[BEGIN Material for the task]

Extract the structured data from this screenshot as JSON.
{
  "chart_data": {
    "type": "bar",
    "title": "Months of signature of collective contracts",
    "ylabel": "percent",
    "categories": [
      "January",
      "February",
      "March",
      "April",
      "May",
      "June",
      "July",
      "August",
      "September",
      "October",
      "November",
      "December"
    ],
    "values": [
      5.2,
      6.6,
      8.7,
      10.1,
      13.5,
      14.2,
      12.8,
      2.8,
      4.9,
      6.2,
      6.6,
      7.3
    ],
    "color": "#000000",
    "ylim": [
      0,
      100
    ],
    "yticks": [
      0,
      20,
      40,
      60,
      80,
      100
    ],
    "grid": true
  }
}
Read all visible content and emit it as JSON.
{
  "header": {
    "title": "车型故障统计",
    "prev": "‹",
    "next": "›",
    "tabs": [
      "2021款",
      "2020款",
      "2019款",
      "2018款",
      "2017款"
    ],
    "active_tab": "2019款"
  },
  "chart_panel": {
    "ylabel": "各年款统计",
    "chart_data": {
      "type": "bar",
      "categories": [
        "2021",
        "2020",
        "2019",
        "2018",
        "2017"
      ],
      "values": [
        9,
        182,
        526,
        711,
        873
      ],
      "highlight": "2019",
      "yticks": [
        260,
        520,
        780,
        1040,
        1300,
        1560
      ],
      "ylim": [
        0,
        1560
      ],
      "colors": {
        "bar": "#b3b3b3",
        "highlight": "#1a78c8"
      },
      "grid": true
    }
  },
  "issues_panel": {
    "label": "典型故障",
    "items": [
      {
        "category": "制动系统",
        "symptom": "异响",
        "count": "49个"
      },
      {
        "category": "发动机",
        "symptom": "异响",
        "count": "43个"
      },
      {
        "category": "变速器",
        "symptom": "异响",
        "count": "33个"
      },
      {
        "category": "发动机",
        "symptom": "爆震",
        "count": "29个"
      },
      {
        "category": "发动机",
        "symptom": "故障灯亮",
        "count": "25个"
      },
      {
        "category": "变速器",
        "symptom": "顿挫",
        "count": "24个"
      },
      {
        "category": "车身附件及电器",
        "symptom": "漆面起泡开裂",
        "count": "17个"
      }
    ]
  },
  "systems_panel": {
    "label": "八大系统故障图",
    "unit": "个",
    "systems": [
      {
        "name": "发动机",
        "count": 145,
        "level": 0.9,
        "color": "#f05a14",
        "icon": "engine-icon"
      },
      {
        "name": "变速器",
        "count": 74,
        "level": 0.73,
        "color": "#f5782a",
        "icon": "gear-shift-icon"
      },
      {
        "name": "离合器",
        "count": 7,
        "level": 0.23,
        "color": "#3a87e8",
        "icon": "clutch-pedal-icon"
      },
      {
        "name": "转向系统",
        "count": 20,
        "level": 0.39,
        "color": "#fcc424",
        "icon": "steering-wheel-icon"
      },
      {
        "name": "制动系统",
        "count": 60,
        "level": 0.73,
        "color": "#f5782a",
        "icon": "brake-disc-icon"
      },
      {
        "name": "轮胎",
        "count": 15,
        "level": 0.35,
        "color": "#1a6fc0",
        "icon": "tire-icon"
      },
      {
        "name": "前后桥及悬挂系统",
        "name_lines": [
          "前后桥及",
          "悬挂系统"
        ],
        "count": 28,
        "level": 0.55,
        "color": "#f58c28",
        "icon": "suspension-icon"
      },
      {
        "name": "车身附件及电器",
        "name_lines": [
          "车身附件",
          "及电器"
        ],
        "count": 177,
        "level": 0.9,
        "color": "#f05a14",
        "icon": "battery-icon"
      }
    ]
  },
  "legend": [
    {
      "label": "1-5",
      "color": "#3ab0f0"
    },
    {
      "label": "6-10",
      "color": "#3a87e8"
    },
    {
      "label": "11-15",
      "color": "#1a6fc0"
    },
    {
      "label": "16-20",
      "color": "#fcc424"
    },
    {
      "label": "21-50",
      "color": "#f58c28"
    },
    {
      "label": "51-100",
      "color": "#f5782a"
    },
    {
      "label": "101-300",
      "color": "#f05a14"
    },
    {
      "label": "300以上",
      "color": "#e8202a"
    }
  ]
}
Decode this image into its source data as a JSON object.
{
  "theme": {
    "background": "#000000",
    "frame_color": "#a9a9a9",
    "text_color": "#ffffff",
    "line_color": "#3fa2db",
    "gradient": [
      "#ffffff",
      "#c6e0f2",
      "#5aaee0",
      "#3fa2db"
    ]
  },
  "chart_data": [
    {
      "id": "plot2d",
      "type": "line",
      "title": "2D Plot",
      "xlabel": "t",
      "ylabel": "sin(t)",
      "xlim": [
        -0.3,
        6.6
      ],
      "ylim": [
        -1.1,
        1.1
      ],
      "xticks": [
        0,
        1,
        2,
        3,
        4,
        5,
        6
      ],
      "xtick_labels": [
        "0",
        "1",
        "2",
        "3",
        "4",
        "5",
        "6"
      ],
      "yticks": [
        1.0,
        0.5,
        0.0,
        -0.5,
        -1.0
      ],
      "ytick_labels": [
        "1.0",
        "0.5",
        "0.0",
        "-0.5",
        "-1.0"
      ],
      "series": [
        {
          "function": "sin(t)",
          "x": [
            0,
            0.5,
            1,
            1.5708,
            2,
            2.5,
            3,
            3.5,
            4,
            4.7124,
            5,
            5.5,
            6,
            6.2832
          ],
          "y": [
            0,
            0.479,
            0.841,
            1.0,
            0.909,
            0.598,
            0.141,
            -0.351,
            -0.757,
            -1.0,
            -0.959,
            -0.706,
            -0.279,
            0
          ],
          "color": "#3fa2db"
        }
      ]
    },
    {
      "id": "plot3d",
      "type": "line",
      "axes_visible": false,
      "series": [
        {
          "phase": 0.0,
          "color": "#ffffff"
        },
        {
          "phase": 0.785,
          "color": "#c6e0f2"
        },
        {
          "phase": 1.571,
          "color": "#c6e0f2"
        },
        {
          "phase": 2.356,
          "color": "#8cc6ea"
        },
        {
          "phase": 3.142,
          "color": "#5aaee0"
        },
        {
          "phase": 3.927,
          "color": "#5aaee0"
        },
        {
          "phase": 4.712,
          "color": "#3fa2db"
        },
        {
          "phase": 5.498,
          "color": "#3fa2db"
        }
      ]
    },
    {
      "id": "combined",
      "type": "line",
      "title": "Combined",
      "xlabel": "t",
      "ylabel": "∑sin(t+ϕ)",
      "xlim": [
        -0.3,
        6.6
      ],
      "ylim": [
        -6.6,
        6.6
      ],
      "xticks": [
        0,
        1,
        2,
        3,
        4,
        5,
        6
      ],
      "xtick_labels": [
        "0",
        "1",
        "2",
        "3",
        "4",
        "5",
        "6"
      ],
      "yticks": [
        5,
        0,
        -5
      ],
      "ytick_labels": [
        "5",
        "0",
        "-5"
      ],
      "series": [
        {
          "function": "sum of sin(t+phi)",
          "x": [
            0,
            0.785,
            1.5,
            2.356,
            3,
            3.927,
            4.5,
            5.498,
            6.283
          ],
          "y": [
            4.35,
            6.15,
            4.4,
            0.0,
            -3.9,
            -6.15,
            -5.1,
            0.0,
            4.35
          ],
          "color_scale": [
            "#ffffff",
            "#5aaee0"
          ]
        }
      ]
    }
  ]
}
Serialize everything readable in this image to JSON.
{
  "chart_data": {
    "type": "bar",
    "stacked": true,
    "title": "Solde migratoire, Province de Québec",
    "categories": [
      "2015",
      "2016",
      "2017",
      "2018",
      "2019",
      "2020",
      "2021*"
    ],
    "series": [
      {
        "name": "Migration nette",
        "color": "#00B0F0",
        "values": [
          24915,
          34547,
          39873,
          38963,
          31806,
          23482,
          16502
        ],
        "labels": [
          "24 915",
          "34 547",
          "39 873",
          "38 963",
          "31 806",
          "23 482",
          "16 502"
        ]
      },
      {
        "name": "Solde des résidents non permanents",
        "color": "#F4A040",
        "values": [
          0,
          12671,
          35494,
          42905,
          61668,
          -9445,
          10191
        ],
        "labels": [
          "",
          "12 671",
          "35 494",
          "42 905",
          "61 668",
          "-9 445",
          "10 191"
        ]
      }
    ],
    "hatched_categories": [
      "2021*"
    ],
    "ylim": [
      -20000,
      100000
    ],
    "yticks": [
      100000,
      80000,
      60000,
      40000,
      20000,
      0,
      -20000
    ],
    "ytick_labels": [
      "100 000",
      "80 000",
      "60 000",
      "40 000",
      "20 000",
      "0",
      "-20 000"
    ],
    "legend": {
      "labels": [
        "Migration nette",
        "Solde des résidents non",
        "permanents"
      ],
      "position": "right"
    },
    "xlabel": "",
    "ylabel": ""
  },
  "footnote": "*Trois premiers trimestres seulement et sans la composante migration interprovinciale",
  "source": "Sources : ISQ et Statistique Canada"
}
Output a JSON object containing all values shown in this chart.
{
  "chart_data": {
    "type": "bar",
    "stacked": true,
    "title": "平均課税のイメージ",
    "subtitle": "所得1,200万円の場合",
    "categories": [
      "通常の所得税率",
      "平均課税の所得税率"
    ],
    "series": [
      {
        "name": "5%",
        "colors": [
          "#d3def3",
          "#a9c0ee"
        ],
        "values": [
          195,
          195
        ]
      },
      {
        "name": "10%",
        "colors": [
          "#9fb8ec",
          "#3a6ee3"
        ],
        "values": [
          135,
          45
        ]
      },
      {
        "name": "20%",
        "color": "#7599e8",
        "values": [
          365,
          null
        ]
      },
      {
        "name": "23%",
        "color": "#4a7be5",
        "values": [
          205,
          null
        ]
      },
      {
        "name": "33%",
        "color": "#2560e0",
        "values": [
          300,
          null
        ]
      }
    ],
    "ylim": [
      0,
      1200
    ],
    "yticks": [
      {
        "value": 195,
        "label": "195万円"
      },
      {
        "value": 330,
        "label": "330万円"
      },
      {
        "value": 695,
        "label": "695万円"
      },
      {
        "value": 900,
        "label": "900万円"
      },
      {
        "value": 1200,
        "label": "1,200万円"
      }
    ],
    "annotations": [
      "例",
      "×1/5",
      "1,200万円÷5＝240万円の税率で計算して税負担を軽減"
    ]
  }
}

[END Material for the task]

Short exercise
Count how many lines above contain the word "function". Reply with the number alone.

Result below
2